*To be done*.
Restate the data word for word and leave the images out.

BEGIN Stored data

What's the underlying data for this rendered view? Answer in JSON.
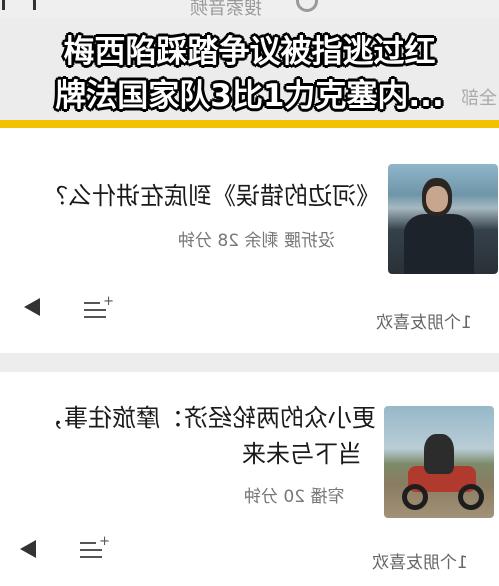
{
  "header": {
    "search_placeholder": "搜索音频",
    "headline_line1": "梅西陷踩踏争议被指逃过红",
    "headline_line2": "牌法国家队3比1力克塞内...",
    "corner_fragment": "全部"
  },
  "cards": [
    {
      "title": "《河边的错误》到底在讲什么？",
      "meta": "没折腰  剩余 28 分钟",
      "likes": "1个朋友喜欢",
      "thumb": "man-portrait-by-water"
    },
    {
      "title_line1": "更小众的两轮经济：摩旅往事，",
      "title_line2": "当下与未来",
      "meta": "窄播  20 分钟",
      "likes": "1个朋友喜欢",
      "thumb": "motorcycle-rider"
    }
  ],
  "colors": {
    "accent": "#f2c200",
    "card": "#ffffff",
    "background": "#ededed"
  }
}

END Stored data

*Completed exercise*.
What's the underlying data for this rendered view? Answer in JSON.
{
  "header": {
    "search_placeholder": "搜索音频",
    "headline_line1": "梅西陷踩踏争议被指逃过红",
    "headline_line2": "牌法国家队3比1力克塞内...",
    "corner_fragment": "全部"
  },
  "cards": [
    {
      "title": "《河边的错误》到底在讲什么？",
      "meta": "没折腰  剩余 28 分钟",
      "likes": "1个朋友喜欢",
      "thumb": "man-portrait-by-water"
    },
    {
      "title_line1": "更小众的两轮经济：摩旅往事，",
      "title_line2": "当下与未来",
      "meta": "窄播  20 分钟",
      "likes": "1个朋友喜欢",
      "thumb": "motorcycle-rider"
    }
  ],
  "colors": {
    "accent": "#f2c200",
    "card": "#ffffff",
    "background": "#ededed"
  }
}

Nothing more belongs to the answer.